### WRITTEN REQUEST
Write the listing out again, all of it, word for word.
== MATERIAL PROVIDED
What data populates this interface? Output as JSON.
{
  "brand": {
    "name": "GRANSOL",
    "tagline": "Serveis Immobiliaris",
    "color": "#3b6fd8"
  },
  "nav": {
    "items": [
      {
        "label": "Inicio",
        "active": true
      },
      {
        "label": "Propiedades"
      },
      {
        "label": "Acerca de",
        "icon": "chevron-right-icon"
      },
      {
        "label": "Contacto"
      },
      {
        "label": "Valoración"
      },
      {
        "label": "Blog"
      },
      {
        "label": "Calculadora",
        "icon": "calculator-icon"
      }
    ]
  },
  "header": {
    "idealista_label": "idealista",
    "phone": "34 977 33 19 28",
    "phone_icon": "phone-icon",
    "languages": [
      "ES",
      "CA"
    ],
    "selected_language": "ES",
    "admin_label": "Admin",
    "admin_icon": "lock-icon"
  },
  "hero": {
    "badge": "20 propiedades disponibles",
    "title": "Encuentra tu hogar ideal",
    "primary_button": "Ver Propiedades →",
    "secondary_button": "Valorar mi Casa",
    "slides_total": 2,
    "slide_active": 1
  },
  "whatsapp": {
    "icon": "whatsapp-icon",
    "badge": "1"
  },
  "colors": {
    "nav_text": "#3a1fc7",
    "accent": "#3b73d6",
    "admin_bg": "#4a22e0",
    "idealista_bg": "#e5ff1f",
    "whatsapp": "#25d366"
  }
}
====
### WRITTEN RESPONSE
What data populates this interface? Output as JSON.
{
  "brand": {
    "name": "GRANSOL",
    "tagline": "Serveis Immobiliaris",
    "color": "#3b6fd8"
  },
  "nav": {
    "items": [
      {
        "label": "Inicio",
        "active": true
      },
      {
        "label": "Propiedades"
      },
      {
        "label": "Acerca de",
        "icon": "chevron-right-icon"
      },
      {
        "label": "Contacto"
      },
      {
        "label": "Valoración"
      },
      {
        "label": "Blog"
      },
      {
        "label": "Calculadora",
        "icon": "calculator-icon"
      }
    ]
  },
  "header": {
    "idealista_label": "idealista",
    "phone": "34 977 33 19 28",
    "phone_icon": "phone-icon",
    "languages": [
      "ES",
      "CA"
    ],
    "selected_language": "ES",
    "admin_label": "Admin",
    "admin_icon": "lock-icon"
  },
  "hero": {
    "badge": "20 propiedades disponibles",
    "title": "Encuentra tu hogar ideal",
    "primary_button": "Ver Propiedades →",
    "secondary_button": "Valorar mi Casa",
    "slides_total": 2,
    "slide_active": 1
  },
  "whatsapp": {
    "icon": "whatsapp-icon",
    "badge": "1"
  },
  "colors": {
    "nav_text": "#3a1fc7",
    "accent": "#3b73d6",
    "admin_bg": "#4a22e0",
    "idealista_bg": "#e5ff1f",
    "whatsapp": "#25d366"
  }
}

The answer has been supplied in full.